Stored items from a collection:
========

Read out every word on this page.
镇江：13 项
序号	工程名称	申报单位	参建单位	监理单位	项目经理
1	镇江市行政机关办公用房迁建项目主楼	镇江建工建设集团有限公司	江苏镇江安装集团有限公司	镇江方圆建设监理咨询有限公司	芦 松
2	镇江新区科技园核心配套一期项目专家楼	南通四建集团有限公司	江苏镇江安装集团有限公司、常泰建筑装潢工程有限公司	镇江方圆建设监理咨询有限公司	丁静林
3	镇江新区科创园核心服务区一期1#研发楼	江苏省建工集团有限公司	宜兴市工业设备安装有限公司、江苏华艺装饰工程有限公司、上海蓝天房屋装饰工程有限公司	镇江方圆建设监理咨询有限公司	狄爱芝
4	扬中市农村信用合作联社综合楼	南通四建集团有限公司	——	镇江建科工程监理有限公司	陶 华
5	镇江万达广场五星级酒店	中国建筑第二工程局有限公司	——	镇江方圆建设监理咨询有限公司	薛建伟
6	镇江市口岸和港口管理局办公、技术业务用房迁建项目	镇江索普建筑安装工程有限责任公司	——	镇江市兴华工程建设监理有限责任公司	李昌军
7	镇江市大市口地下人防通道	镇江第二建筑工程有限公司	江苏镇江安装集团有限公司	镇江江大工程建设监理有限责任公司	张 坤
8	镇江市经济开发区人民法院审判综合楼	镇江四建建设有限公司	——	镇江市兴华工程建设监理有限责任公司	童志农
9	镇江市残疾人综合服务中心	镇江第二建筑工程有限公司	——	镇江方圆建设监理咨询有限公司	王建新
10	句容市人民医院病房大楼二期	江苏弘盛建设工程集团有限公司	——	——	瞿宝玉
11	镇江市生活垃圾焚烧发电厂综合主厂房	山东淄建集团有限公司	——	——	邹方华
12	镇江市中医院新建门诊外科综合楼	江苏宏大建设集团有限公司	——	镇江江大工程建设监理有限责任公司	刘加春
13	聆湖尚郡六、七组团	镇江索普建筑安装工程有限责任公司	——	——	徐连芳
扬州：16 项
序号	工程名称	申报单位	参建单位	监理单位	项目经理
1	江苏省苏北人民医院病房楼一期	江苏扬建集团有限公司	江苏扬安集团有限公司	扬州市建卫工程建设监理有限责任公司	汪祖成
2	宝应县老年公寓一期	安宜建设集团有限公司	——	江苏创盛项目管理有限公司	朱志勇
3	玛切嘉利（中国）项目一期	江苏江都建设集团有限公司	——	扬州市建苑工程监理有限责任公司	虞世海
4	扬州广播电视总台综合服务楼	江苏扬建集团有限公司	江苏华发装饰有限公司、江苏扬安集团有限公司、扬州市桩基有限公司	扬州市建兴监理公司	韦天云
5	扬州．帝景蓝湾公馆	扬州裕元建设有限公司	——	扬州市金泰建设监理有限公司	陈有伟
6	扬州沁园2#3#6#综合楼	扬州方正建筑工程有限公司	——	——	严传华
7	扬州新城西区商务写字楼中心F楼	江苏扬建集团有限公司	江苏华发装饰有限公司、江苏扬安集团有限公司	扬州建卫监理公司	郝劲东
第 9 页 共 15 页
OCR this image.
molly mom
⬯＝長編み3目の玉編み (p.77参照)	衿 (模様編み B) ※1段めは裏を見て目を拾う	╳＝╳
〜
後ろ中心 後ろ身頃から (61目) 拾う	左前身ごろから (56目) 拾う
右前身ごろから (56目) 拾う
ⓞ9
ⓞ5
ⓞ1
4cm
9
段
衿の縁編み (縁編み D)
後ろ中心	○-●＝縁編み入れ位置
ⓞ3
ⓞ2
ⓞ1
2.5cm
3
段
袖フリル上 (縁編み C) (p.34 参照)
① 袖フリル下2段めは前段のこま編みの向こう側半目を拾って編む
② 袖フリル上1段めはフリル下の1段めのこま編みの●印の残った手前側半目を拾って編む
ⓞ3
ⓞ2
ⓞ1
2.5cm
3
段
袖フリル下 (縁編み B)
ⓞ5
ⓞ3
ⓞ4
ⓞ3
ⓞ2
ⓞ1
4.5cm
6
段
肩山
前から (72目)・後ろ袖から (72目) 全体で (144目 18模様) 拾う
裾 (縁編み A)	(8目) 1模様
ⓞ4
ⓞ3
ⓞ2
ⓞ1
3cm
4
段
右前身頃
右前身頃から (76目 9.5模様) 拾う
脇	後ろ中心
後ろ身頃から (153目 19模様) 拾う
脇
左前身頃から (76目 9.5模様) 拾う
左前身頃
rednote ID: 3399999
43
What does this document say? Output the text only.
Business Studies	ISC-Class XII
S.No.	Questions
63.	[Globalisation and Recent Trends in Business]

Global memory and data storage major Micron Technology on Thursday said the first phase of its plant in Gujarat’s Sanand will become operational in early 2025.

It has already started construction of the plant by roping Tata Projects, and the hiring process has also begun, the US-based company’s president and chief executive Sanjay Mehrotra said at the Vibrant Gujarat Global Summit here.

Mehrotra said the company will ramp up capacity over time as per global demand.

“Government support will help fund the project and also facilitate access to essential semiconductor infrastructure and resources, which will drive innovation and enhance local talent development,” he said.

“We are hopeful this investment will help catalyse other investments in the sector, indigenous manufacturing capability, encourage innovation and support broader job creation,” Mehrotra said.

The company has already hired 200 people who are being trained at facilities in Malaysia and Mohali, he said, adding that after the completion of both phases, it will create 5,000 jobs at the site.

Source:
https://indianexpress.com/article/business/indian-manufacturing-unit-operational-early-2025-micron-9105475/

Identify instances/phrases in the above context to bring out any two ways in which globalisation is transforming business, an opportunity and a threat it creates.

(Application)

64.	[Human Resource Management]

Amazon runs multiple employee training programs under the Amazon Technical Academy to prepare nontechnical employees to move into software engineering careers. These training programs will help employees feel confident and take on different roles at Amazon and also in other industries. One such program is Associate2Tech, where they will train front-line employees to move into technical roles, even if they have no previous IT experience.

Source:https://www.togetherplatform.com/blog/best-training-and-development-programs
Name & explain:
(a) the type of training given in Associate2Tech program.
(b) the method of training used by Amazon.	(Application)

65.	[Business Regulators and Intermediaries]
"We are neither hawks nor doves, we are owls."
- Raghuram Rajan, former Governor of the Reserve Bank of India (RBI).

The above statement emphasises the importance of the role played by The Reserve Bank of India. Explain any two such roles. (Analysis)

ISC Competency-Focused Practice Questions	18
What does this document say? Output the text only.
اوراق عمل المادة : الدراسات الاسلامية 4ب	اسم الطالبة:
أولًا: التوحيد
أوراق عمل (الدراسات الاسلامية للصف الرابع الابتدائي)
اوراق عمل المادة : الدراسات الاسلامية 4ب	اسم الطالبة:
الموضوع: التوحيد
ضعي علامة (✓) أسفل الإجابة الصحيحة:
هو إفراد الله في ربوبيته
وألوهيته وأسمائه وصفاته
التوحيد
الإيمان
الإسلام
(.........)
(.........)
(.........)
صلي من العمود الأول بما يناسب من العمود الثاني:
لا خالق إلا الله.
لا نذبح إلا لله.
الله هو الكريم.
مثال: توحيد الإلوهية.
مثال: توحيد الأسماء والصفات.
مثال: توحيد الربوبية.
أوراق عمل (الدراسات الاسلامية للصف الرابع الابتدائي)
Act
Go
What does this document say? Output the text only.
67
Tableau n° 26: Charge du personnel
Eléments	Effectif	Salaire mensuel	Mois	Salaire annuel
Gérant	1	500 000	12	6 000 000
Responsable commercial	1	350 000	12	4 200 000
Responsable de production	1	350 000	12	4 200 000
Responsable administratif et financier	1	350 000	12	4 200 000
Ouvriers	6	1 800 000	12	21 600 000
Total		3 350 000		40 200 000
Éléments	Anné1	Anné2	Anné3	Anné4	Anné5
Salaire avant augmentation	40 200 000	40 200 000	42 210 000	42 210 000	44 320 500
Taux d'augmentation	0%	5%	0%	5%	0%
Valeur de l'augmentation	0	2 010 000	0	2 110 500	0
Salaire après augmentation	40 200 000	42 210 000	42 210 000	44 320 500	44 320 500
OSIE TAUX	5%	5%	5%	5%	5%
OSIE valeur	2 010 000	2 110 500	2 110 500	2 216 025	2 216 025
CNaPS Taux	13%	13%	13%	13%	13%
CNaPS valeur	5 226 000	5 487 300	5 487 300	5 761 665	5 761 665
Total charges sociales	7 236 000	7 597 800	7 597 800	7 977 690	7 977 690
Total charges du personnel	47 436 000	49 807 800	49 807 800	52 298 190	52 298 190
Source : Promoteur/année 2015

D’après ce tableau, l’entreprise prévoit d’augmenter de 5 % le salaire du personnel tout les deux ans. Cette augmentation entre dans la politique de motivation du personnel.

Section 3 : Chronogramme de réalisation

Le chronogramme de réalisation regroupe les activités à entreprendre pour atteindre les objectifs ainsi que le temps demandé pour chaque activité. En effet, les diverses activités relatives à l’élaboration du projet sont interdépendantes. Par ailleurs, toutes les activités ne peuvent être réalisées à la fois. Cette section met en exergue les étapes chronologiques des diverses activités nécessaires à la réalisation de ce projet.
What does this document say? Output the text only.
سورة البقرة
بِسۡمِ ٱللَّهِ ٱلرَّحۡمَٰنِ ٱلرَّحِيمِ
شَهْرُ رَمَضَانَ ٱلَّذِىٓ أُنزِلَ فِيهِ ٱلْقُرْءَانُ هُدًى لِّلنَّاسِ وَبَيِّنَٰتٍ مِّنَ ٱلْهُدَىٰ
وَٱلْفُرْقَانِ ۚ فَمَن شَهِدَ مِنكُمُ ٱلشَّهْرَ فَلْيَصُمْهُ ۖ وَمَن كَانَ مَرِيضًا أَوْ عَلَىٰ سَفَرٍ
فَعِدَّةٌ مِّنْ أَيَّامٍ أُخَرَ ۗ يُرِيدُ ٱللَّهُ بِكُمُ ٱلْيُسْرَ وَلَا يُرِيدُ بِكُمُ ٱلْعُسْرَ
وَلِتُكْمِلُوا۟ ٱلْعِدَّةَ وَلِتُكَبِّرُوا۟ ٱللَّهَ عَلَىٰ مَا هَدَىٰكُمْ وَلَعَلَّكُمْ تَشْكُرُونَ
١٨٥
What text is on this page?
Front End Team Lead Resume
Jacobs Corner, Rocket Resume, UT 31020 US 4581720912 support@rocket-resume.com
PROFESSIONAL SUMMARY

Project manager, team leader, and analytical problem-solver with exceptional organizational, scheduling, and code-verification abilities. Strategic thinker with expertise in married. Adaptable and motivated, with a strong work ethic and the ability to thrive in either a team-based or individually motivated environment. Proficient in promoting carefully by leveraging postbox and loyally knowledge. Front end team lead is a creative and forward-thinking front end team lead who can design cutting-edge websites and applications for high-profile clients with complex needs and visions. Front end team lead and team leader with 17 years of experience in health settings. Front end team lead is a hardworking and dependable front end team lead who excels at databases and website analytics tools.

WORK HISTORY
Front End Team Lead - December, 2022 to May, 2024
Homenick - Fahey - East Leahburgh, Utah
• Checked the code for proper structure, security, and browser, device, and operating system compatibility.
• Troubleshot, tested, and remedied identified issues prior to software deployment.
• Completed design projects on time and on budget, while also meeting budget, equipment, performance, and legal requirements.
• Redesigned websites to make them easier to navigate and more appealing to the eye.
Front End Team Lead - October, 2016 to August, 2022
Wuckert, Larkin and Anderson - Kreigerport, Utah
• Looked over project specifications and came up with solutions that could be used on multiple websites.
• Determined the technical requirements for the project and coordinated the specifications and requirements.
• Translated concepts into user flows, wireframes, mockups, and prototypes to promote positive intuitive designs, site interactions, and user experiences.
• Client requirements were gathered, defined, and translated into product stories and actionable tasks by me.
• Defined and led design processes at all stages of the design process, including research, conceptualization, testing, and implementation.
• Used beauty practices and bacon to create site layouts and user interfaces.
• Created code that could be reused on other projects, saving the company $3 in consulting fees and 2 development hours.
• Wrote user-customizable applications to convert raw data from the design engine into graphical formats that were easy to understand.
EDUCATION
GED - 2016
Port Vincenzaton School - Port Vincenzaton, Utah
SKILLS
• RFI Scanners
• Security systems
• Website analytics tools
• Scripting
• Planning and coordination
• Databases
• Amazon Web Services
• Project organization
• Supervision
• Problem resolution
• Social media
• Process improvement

========

From the entries above, copy every line that holds the word "charges".

Total charges sociales	7 236 000	7 597 800	7 597 800	7 977 690	7 977 690
Total charges du personnel	47 436 000	49 807 800	49 807 800	52 298 190	52 298 190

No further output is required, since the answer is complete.